## Goal of the exercise
Output all entries verbatim. Skip pictures.

## Extracted information
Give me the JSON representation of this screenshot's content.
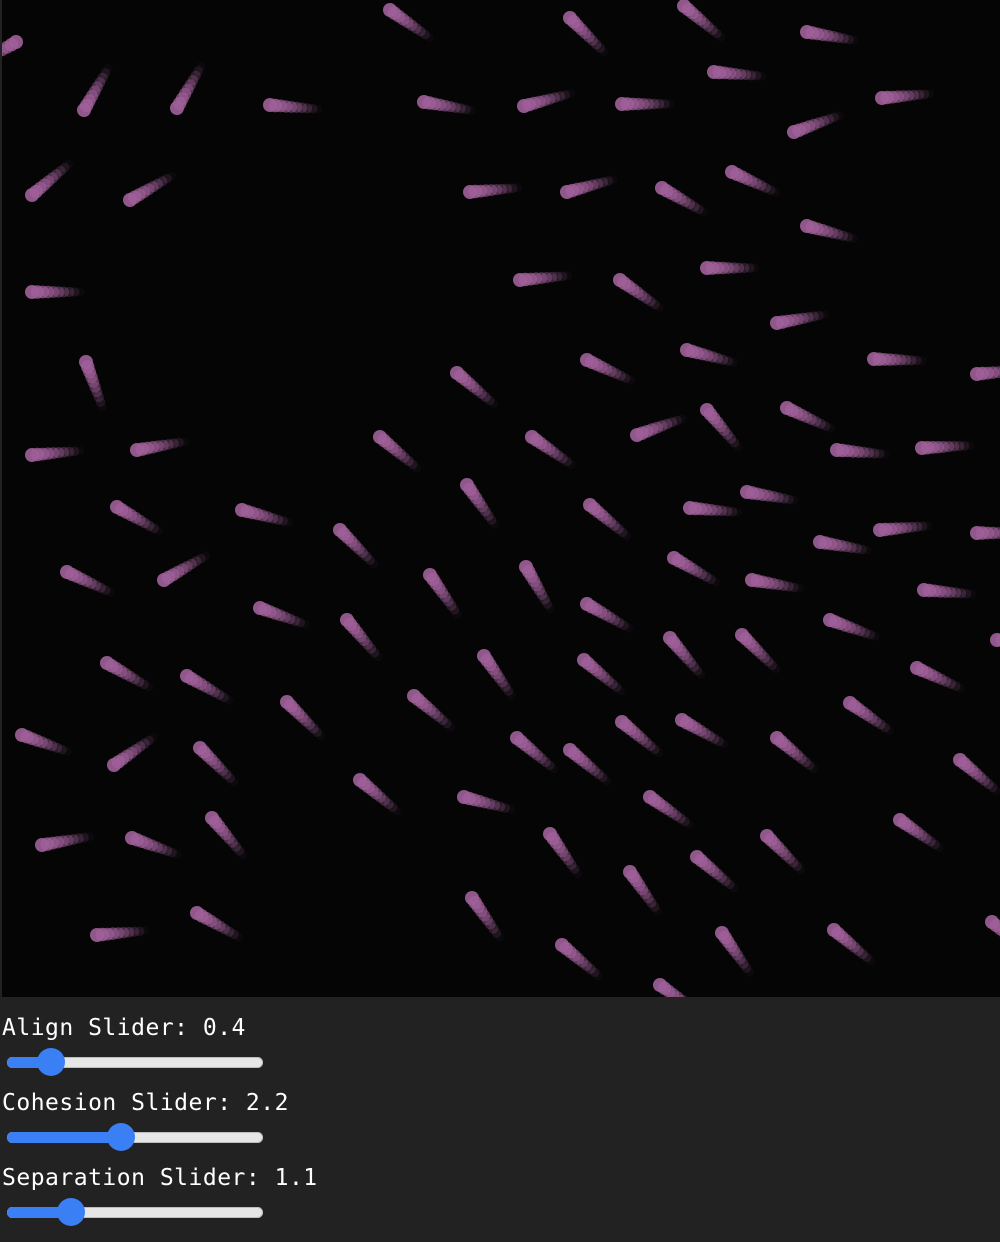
{
  "simulation": {
    "background": "#050505",
    "boid_color": "#a0609a"
  },
  "controls": {
    "align": {
      "label": "Align Slider: 0.4",
      "value": 0.4,
      "min": 0,
      "max": 3
    },
    "cohesion": {
      "label": "Cohesion Slider: 2.2",
      "value": 2.2,
      "min": 0,
      "max": 5
    },
    "separation": {
      "label": "Separation Slider: 1.1",
      "value": 1.1,
      "min": 0,
      "max": 5
    },
    "accent_color": "#3b7ff5"
  }
}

## The response
Give me the JSON representation of this screenshot's content.
{
  "simulation": {
    "background": "#050505",
    "boid_color": "#a0609a"
  },
  "controls": {
    "align": {
      "label": "Align Slider: 0.4",
      "value": 0.4,
      "min": 0,
      "max": 3
    },
    "cohesion": {
      "label": "Cohesion Slider: 2.2",
      "value": 2.2,
      "min": 0,
      "max": 5
    },
    "separation": {
      "label": "Separation Slider: 1.1",
      "value": 1.1,
      "min": 0,
      "max": 5
    },
    "accent_color": "#3b7ff5"
  }
}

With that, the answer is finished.